[Excerpts from a layout annotation set]
#####
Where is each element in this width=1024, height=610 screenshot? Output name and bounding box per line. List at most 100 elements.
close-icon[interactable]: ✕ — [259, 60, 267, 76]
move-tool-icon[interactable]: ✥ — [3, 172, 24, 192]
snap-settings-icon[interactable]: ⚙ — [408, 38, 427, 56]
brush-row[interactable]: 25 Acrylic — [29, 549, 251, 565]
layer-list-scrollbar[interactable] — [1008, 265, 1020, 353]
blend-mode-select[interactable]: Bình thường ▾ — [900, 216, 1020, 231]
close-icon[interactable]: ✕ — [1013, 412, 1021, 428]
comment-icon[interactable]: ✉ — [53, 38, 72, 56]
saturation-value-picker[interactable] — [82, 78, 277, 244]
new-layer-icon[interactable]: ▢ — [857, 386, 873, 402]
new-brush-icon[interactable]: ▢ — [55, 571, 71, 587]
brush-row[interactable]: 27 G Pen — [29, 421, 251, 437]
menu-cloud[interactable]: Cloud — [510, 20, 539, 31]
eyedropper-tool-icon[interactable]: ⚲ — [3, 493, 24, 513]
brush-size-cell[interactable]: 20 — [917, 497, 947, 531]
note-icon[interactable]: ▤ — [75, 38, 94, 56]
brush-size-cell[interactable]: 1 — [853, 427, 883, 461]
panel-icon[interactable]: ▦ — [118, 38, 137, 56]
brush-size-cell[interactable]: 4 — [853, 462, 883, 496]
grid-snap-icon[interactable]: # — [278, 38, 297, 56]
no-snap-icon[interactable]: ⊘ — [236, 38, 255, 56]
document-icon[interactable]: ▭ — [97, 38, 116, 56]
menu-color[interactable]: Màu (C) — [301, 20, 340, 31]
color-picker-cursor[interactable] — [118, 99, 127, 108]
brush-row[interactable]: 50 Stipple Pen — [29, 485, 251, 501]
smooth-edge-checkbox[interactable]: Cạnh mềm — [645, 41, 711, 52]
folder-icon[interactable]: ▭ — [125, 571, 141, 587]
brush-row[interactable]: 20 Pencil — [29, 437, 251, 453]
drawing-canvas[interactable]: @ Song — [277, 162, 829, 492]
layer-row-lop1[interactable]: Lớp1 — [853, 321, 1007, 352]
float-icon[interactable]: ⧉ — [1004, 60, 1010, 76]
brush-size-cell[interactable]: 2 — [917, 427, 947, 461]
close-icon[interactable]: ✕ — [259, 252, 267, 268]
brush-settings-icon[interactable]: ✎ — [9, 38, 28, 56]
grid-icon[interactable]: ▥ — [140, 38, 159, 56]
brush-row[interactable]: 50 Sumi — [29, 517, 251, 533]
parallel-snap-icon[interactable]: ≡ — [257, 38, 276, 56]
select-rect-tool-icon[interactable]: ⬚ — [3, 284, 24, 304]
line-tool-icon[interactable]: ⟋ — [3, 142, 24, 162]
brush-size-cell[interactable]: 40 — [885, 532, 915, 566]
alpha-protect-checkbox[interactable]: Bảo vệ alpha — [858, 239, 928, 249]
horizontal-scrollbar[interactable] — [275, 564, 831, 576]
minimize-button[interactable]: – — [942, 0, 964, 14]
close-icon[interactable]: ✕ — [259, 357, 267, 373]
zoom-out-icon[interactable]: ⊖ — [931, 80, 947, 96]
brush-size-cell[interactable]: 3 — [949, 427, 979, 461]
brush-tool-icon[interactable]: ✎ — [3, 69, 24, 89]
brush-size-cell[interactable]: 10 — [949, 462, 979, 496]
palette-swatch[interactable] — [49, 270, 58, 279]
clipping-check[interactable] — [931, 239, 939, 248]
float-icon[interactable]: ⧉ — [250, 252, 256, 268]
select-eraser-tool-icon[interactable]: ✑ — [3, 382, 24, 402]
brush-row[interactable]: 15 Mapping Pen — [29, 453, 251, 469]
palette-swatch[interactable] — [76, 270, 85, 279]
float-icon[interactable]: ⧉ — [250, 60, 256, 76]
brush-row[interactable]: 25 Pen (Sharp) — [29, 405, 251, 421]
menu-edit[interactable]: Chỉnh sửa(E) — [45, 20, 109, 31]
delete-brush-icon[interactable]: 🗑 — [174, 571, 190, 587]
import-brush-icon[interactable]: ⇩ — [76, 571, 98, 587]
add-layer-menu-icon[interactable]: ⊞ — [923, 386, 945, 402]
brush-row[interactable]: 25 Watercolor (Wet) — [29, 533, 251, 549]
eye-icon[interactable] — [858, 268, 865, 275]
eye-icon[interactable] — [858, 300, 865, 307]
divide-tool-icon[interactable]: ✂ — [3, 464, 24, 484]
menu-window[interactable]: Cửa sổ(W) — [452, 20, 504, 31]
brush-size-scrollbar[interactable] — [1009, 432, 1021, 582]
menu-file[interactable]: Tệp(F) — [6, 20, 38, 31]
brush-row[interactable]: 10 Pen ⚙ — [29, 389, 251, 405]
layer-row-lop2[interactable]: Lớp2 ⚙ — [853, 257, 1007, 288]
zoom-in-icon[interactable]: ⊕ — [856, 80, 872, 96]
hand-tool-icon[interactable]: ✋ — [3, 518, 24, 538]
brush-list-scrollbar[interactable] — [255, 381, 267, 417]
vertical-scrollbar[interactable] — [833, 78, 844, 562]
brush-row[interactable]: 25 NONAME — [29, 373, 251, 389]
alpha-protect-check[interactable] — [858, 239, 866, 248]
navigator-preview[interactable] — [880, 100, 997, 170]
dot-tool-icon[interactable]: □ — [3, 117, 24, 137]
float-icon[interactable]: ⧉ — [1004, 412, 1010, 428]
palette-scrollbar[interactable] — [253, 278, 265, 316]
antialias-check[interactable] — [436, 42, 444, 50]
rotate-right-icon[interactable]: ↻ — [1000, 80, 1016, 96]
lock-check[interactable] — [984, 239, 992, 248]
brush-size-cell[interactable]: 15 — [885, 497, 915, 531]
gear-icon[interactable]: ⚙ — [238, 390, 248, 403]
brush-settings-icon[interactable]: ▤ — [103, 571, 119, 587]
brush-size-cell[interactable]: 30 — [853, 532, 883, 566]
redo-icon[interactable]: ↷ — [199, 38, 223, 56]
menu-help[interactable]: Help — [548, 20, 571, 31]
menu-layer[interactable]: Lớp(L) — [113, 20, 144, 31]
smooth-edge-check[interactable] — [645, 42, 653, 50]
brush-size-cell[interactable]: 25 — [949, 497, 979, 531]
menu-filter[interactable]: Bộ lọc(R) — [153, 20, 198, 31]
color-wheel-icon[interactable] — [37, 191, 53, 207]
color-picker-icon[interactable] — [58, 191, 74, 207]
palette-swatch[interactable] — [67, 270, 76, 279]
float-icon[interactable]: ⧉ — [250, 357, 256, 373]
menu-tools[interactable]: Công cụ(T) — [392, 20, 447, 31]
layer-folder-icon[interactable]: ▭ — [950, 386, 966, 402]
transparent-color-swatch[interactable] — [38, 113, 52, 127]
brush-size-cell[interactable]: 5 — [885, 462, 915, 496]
#####
## EXERCISE AIM
Can you arrange every line of the records as a JSON list of strings, one string per line, with blank lines left out?

## RESPONSE TO THIS EXERCISE
[
  "Where is each element in this width=1024, height=610 screenshot? Output name and bounding box per line. List at most 100 elements.",
  "close-icon[interactable]: ✕ — [259, 60, 267, 76]",
  "move-tool-icon[interactable]: ✥ — [3, 172, 24, 192]",
  "snap-settings-icon[interactable]: ⚙ — [408, 38, 427, 56]",
  "brush-row[interactable]: 25 Acrylic — [29, 549, 251, 565]",
  "layer-list-scrollbar[interactable] — [1008, 265, 1020, 353]",
  "blend-mode-select[interactable]: Bình thường ▾ — [900, 216, 1020, 231]",
  "close-icon[interactable]: ✕ — [1013, 412, 1021, 428]",
  "comment-icon[interactable]: ✉ — [53, 38, 72, 56]",
  "saturation-value-picker[interactable] — [82, 78, 277, 244]",
  "new-layer-icon[interactable]: ▢ — [857, 386, 873, 402]",
  "new-brush-icon[interactable]: ▢ — [55, 571, 71, 587]",
  "brush-row[interactable]: 27 G Pen — [29, 421, 251, 437]",
  "menu-cloud[interactable]: Cloud — [510, 20, 539, 31]",
  "eyedropper-tool-icon[interactable]: ⚲ — [3, 493, 24, 513]",
  "brush-size-cell[interactable]: 20 — [917, 497, 947, 531]",
  "note-icon[interactable]: ▤ — [75, 38, 94, 56]",
  "brush-size-cell[interactable]: 1 — [853, 427, 883, 461]",
  "panel-icon[interactable]: ▦ — [118, 38, 137, 56]",
  "brush-size-cell[interactable]: 4 — [853, 462, 883, 496]",
  "grid-snap-icon[interactable]: # — [278, 38, 297, 56]",
  "no-snap-icon[interactable]: ⊘ — [236, 38, 255, 56]",
  "document-icon[interactable]: ▭ — [97, 38, 116, 56]",
  "menu-color[interactable]: Màu (C) — [301, 20, 340, 31]",
  "color-picker-cursor[interactable] — [118, 99, 127, 108]",
  "brush-row[interactable]: 50 Stipple Pen — [29, 485, 251, 501]",
  "smooth-edge-checkbox[interactable]: Cạnh mềm — [645, 41, 711, 52]",
  "folder-icon[interactable]: ▭ — [125, 571, 141, 587]",
  "brush-row[interactable]: 20 Pencil — [29, 437, 251, 453]",
  "drawing-canvas[interactable]: @ Song — [277, 162, 829, 492]",
  "layer-row-lop1[interactable]: Lớp1 — [853, 321, 1007, 352]",
  "float-icon[interactable]: ⧉ — [1004, 60, 1010, 76]",
  "brush-size-cell[interactable]: 2 — [917, 427, 947, 461]",
  "close-icon[interactable]: ✕ — [259, 252, 267, 268]",
  "brush-settings-icon[interactable]: ✎ — [9, 38, 28, 56]",
  "grid-icon[interactable]: ▥ — [140, 38, 159, 56]",
  "brush-row[interactable]: 50 Sumi — [29, 517, 251, 533]",
  "parallel-snap-icon[interactable]: ≡ — [257, 38, 276, 56]",
  "select-rect-tool-icon[interactable]: ⬚ — [3, 284, 24, 304]",
  "line-tool-icon[interactable]: ⟋ — [3, 142, 24, 162]",
  "brush-size-cell[interactable]: 40 — [885, 532, 915, 566]",
  "alpha-protect-checkbox[interactable]: Bảo vệ alpha — [858, 239, 928, 249]",
  "horizontal-scrollbar[interactable] — [275, 564, 831, 576]",
  "minimize-button[interactable]: – — [942, 0, 964, 14]",
  "close-icon[interactable]: ✕ — [259, 357, 267, 373]",
  "zoom-out-icon[interactable]: ⊖ — [931, 80, 947, 96]",
  "brush-size-cell[interactable]: 3 — [949, 427, 979, 461]",
  "brush-tool-icon[interactable]: ✎ — [3, 69, 24, 89]",
  "brush-size-cell[interactable]: 10 — [949, 462, 979, 496]",
  "palette-swatch[interactable] — [49, 270, 58, 279]",
  "clipping-check[interactable] — [931, 239, 939, 248]",
  "float-icon[interactable]: ⧉ — [250, 252, 256, 268]",
  "select-eraser-tool-icon[interactable]: ✑ — [3, 382, 24, 402]",
  "brush-row[interactable]: 15 Mapping Pen — [29, 453, 251, 469]",
  "palette-swatch[interactable] — [76, 270, 85, 279]",
  "float-icon[interactable]: ⧉ — [250, 60, 256, 76]",
  "brush-row[interactable]: 25 Pen (Sharp) — [29, 405, 251, 421]",
  "menu-edit[interactable]: Chỉnh sửa(E) — [45, 20, 109, 31]",
  "delete-brush-icon[interactable]: 🗑 — [174, 571, 190, 587]",
  "import-brush-icon[interactable]: ⇩ — [76, 571, 98, 587]",
  "add-layer-menu-icon[interactable]: ⊞ — [923, 386, 945, 402]",
  "brush-row[interactable]: 25 Watercolor (Wet) — [29, 533, 251, 549]",
  "eye-icon[interactable] — [858, 268, 865, 275]",
  "eye-icon[interactable] — [858, 300, 865, 307]",
  "divide-tool-icon[interactable]: ✂ — [3, 464, 24, 484]",
  "menu-window[interactable]: Cửa sổ(W) — [452, 20, 504, 31]",
  "brush-size-scrollbar[interactable] — [1009, 432, 1021, 582]",
  "menu-file[interactable]: Tệp(F) — [6, 20, 38, 31]",
  "brush-row[interactable]: 10 Pen ⚙ — [29, 389, 251, 405]",
  "layer-row-lop2[interactable]: Lớp2 ⚙ — [853, 257, 1007, 288]",
  "zoom-in-icon[interactable]: ⊕ — [856, 80, 872, 96]",
  "hand-tool-icon[interactable]: ✋ — [3, 518, 24, 538]",
  "brush-list-scrollbar[interactable] — [255, 381, 267, 417]",
  "vertical-scrollbar[interactable] — [833, 78, 844, 562]",
  "brush-row[interactable]: 25 NONAME — [29, 373, 251, 389]",
  "alpha-protect-check[interactable] — [858, 239, 866, 248]",
  "navigator-preview[interactable] — [880, 100, 997, 170]",
  "dot-tool-icon[interactable]: □ — [3, 117, 24, 137]",
  "float-icon[interactable]: ⧉ — [1004, 412, 1010, 428]",
  "palette-scrollbar[interactable] — [253, 278, 265, 316]",
  "antialias-check[interactable] — [436, 42, 444, 50]",
  "rotate-right-icon[interactable]: ↻ — [1000, 80, 1016, 96]",
  "lock-check[interactable] — [984, 239, 992, 248]",
  "brush-size-cell[interactable]: 15 — [885, 497, 915, 531]",
  "gear-icon[interactable]: ⚙ — [238, 390, 248, 403]",
  "brush-settings-icon[interactable]: ▤ — [103, 571, 119, 587]",
  "brush-size-cell[interactable]: 30 — [853, 532, 883, 566]",
  "redo-icon[interactable]: ↷ — [199, 38, 223, 56]",
  "menu-help[interactable]: Help — [548, 20, 571, 31]",
  "menu-layer[interactable]: Lớp(L) — [113, 20, 144, 31]",
  "smooth-edge-check[interactable] — [645, 42, 653, 50]",
  "brush-size-cell[interactable]: 25 — [949, 497, 979, 531]",
  "menu-filter[interactable]: Bộ lọc(R) — [153, 20, 198, 31]",
  "color-wheel-icon[interactable] — [37, 191, 53, 207]",
  "color-picker-icon[interactable] — [58, 191, 74, 207]",
  "palette-swatch[interactable] — [67, 270, 76, 279]",
  "float-icon[interactable]: ⧉ — [250, 357, 256, 373]",
  "menu-tools[interactable]: Công cụ(T) — [392, 20, 447, 31]",
  "layer-folder-icon[interactable]: ▭ — [950, 386, 966, 402]",
  "transparent-color-swatch[interactable] — [38, 113, 52, 127]",
  "brush-size-cell[interactable]: 5 — [885, 462, 915, 496]"
]